El ejercicio: Según el fragmento, ¿en qué aeropuerto aterriza el avión?

Fragmento:

■ ■ ■ ■ ■

Ahora a lo nuestro sin más, que no falta tanto para que amanezca y tenemos mucho trajín por delante.

Son la 4.11 am (en serio, son las 4.11 am) y nuestro avión toca tierra en el Aeropuerto Internacional Jorge Chávez, en la ciudad de Lima. Recuérdenme que nunca más los saque a pasear a ningún lado, hatajo de impresentables. No puede ser que ni siquiera toleren un vuelo de cinco horas sin enloquecer a las azafatas, llenar el piso de migas y andar cambiando de asiento a cada rato. Pero bueno, yo no aprendo más.

■ ■ ■ ■ ■

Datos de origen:
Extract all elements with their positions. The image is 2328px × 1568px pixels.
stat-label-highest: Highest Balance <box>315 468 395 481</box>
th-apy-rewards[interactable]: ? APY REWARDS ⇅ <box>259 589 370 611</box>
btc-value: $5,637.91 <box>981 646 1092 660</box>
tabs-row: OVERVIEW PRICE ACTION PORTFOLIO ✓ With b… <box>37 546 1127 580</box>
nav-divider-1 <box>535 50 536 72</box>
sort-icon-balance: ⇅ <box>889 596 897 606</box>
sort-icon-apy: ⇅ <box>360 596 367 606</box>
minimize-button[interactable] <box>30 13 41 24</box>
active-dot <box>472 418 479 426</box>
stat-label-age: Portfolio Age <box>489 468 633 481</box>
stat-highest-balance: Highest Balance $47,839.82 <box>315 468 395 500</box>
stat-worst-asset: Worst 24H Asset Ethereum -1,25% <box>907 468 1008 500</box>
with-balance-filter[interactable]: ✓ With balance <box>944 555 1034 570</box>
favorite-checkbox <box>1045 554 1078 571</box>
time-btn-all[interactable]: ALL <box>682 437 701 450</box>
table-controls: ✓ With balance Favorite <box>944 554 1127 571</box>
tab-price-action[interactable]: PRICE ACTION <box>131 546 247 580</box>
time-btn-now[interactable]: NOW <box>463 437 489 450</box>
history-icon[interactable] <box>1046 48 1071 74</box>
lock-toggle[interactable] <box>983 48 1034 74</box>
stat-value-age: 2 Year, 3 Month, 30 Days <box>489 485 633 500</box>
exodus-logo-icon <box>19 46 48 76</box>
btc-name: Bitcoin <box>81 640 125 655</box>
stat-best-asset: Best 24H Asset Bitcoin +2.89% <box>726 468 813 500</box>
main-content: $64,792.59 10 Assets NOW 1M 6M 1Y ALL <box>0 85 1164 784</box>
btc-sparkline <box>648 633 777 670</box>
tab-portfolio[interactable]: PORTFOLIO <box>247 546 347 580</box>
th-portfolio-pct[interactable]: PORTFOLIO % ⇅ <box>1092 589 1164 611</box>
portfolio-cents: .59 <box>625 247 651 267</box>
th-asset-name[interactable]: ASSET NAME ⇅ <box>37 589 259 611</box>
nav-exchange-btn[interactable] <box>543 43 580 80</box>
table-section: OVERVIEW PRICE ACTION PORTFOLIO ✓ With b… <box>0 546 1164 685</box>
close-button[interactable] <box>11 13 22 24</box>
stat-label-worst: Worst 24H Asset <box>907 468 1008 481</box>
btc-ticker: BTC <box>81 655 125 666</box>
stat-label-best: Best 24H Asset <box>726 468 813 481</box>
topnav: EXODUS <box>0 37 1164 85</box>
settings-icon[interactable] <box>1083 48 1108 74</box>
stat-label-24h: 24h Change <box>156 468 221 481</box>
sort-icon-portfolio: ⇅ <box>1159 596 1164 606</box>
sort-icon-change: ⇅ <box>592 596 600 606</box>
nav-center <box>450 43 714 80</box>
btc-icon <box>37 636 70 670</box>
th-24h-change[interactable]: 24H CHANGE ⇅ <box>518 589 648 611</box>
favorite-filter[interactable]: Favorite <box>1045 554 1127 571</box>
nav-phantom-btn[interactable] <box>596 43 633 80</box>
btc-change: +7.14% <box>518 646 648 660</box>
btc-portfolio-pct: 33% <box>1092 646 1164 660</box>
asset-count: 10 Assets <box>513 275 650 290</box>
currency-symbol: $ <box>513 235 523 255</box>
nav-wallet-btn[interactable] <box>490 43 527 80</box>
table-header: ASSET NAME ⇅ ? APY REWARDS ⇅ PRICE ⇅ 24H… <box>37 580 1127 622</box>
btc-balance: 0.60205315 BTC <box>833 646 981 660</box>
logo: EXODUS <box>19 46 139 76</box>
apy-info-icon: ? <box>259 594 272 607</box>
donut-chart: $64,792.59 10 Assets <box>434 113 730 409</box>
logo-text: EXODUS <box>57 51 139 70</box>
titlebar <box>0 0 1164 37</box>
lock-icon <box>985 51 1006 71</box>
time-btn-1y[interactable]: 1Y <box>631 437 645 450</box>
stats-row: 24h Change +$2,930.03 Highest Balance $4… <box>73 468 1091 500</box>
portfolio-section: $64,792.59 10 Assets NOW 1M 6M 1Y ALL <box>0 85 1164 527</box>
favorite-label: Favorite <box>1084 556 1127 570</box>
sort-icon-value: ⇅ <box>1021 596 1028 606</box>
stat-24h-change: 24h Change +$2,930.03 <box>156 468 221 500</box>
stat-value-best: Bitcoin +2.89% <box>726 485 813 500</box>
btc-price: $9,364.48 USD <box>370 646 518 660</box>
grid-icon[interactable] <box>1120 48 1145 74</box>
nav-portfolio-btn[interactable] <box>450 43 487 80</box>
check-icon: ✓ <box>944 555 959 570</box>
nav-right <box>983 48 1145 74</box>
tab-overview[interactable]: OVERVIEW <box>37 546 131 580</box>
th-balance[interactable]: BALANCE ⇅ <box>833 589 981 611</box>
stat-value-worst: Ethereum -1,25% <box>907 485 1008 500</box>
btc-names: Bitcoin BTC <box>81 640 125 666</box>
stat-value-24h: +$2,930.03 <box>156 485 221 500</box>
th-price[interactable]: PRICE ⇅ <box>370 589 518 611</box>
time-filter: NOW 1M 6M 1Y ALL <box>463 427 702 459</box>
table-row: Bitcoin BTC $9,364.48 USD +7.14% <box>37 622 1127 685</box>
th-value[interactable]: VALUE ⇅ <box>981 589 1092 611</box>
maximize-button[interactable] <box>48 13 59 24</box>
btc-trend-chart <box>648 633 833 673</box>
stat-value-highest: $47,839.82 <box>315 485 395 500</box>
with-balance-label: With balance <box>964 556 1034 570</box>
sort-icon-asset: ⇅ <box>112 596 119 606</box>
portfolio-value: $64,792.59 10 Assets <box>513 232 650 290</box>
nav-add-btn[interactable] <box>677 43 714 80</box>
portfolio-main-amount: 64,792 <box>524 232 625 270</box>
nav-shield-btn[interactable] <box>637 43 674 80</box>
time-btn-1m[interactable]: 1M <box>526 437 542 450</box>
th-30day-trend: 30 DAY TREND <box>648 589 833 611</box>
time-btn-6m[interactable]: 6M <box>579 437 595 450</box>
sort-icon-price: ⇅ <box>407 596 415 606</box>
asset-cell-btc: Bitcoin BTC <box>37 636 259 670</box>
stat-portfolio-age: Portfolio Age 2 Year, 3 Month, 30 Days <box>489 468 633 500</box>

■ ■ ■ ■ ■

Respuesta al ejercicio: El avión aterriza en el Aeropuerto Internacional Jorge Chávez, en la ciudad de Lima.